— START OF Document passage —

Every NBA team owner (2026)
The NBA in 2026 is a $100-plus-billion-valuation enterprise. The 30 franchises are owned by a roster of billionaires, private-equity groups, Russian oligarchs, tech entrepreneurs, and multi-generational family estates. The median NBA team valuation (per Forbes 2025) is approximately $3.2 billion. The highest-valued franchises (Golden State Warriors, New York Knicks, Los Angeles Lakers) are each valued above $7 billion. The lowest (Memphis Grizzlies, New Orleans Pelicans) are each valued below $2 billion.
The following is the current ownership of each NBA franchise as of April 2026.

— END OF Document passage —

◆ What is expected ◆
Reproduce the passage on NBA team ownership word for word, in full.

— START OF Provided material —

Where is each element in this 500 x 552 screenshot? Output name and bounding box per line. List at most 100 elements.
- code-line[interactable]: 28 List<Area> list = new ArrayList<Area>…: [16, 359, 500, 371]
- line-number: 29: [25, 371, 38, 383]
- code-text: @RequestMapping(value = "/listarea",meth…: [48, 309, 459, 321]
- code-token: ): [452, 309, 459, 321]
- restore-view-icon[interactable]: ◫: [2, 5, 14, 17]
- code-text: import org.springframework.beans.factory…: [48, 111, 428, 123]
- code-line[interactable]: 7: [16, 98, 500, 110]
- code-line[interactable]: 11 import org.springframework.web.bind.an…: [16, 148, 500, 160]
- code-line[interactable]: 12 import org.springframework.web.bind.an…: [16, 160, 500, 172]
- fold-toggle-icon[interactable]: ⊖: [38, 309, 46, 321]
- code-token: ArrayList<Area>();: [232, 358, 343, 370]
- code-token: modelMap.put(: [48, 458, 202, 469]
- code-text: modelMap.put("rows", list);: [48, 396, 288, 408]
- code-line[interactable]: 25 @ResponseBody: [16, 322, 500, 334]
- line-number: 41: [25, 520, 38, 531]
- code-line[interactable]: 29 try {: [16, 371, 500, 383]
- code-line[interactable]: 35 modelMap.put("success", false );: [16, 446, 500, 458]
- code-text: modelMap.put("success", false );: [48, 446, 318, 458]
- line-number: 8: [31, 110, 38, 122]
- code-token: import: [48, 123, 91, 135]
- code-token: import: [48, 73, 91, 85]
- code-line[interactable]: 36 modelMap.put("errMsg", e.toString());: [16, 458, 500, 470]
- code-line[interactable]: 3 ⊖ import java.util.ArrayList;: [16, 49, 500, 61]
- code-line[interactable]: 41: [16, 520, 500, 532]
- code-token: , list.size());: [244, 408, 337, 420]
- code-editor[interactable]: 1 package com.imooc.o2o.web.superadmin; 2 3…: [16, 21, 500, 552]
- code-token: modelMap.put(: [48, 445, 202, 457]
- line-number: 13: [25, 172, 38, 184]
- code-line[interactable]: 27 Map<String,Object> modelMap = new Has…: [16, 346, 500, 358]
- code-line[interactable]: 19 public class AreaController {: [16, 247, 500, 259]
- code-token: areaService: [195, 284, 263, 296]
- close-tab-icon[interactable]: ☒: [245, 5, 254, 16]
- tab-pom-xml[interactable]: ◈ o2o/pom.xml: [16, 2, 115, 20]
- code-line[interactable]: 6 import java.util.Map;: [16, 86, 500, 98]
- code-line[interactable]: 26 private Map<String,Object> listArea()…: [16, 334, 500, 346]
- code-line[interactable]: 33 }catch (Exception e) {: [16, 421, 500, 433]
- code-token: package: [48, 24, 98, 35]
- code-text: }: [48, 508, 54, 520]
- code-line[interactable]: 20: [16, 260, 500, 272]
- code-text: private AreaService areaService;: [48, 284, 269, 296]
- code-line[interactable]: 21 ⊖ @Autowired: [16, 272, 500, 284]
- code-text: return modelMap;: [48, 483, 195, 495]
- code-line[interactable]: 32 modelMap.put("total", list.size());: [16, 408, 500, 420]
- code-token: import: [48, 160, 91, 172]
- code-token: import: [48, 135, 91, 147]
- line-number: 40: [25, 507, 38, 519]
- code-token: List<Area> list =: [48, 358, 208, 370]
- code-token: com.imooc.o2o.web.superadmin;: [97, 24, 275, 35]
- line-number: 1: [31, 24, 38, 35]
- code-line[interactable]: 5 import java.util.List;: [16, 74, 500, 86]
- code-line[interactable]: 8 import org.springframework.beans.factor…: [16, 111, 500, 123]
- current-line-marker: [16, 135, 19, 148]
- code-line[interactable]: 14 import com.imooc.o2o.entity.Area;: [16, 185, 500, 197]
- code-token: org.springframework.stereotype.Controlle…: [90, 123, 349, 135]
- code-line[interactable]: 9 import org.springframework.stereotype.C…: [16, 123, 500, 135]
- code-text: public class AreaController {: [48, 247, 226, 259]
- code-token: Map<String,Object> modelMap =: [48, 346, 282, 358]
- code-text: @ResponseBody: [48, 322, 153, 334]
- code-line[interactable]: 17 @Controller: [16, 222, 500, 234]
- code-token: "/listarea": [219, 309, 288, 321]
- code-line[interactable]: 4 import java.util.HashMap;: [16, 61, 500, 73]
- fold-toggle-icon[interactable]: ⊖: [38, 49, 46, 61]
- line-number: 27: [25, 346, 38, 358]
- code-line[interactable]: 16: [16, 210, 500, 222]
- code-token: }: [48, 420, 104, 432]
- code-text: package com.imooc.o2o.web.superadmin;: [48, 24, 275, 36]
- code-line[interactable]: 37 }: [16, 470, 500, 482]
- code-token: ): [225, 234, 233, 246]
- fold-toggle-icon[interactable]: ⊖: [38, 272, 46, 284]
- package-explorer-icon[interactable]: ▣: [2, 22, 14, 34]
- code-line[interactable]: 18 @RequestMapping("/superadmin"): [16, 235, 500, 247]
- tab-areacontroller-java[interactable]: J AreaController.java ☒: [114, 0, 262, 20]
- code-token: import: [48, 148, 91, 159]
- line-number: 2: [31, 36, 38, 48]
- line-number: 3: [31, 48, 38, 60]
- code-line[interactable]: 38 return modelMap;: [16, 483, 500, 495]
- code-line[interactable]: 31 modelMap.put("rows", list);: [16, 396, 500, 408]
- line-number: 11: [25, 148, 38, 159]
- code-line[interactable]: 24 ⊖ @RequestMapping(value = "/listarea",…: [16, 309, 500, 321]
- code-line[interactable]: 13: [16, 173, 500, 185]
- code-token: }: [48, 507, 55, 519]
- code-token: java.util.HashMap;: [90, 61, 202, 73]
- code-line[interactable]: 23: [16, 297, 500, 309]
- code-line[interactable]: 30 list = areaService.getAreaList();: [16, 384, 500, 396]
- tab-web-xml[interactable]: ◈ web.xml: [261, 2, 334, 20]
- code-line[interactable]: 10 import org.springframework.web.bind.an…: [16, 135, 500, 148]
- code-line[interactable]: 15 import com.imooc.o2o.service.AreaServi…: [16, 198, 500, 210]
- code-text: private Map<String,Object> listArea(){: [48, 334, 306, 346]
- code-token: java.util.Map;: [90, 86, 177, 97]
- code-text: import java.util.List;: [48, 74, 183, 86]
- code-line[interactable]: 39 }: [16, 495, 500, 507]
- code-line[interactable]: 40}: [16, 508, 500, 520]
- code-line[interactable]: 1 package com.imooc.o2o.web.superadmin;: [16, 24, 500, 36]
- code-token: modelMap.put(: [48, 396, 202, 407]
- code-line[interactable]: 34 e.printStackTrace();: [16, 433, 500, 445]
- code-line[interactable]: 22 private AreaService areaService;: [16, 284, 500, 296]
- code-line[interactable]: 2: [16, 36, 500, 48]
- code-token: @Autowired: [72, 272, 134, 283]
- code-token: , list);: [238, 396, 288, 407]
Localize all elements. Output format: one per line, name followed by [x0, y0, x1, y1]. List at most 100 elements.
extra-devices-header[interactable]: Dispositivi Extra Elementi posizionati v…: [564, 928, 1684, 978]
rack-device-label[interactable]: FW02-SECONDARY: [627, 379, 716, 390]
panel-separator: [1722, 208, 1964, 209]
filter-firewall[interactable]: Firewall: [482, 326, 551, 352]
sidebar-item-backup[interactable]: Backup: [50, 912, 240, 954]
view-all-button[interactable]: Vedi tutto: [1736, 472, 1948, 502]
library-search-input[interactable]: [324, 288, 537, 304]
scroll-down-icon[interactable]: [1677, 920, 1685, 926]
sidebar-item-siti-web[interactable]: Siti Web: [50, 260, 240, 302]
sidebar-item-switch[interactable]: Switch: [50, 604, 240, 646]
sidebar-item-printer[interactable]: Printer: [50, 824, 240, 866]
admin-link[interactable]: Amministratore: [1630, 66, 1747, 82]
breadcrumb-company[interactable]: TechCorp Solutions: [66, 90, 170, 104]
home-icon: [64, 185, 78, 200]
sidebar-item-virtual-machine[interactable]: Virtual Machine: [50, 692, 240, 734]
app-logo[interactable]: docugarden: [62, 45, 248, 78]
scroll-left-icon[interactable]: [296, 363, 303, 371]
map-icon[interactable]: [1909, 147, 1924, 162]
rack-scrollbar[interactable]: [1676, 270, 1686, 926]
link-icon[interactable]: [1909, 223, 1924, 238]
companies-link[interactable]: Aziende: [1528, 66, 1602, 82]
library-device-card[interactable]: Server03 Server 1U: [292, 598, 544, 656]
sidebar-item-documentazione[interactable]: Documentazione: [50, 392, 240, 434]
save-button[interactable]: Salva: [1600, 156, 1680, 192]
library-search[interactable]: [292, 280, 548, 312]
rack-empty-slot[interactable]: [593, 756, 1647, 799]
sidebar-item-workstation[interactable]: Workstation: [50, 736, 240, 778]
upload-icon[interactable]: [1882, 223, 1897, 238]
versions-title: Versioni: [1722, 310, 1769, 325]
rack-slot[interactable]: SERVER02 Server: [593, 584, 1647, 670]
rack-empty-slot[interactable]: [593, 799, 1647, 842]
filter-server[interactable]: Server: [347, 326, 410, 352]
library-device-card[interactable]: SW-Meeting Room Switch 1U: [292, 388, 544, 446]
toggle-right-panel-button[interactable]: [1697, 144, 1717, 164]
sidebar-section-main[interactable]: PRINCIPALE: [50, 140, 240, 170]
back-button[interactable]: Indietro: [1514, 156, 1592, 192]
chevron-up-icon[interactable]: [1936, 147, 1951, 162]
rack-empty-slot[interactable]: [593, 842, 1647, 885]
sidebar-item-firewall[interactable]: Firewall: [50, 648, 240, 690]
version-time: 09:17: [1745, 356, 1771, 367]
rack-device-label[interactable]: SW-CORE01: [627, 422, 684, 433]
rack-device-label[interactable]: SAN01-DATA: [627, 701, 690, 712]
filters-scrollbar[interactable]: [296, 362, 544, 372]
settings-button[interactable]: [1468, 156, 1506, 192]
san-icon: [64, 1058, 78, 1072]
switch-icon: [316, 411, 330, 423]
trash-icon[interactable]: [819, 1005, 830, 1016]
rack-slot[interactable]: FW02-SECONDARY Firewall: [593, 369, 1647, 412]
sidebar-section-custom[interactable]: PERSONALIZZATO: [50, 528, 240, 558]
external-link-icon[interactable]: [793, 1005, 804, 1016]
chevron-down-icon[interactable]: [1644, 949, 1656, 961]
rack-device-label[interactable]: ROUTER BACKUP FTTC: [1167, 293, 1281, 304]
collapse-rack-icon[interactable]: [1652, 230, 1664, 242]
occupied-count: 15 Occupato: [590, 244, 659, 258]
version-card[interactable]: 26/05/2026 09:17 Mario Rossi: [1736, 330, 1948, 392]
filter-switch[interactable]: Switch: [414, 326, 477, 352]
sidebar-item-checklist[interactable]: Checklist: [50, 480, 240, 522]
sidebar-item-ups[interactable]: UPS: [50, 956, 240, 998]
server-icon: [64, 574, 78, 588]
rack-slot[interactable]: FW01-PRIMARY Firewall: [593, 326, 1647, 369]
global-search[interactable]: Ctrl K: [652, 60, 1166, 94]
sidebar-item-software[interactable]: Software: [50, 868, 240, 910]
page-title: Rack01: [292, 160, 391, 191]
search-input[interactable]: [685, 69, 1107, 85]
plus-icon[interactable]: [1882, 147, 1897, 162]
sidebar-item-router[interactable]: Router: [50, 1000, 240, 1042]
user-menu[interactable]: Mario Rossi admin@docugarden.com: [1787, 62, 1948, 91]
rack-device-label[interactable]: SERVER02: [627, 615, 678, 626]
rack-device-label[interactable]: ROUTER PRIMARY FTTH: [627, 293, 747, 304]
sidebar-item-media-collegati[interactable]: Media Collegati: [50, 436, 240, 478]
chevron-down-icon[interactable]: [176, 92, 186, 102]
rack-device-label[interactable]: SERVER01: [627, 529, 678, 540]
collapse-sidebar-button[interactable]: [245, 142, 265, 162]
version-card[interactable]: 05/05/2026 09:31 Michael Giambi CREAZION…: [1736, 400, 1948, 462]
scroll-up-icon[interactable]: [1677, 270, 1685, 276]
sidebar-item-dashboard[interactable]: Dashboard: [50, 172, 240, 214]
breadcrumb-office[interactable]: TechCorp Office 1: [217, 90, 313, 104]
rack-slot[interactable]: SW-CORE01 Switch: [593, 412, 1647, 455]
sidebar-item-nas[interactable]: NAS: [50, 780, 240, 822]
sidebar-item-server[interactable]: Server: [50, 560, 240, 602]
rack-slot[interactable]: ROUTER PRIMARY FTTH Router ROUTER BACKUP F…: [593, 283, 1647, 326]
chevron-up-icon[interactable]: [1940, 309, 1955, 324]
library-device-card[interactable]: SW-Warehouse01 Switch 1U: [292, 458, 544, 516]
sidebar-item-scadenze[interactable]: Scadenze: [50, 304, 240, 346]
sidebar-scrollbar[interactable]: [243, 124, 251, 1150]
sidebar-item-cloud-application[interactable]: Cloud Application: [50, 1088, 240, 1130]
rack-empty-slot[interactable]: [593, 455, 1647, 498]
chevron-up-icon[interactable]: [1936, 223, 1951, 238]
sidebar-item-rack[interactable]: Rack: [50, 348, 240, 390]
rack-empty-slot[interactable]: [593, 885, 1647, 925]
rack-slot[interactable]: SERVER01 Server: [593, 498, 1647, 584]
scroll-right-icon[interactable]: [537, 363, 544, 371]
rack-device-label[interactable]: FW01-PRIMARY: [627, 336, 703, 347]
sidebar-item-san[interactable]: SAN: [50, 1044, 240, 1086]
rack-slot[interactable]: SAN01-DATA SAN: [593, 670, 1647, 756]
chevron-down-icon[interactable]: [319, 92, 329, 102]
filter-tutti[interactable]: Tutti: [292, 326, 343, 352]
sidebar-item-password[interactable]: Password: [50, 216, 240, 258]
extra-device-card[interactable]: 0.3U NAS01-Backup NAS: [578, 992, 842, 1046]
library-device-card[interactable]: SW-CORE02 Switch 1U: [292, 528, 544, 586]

— END OF Provided material —

◆ Written answer ◆
Every NBA team owner (2026)
The NBA in 2026 is a $100-plus-billion-valuation enterprise. The 30 franchises are owned by a roster of billionaires, private-equity groups, Russian oligarchs, tech entrepreneurs, and multi-generational family estates. The median NBA team valuation (per Forbes 2025) is approximately $3.2 billion. The highest-valued franchises (Golden State Warriors, New York Knicks, Los Angeles Lakers) are each valued above $7 billion. The lowest (Memphis Grizzlies, New Orleans Pelicans) are each valued below $2 billion.
The following is the current ownership of each NBA franchise as of April 2026.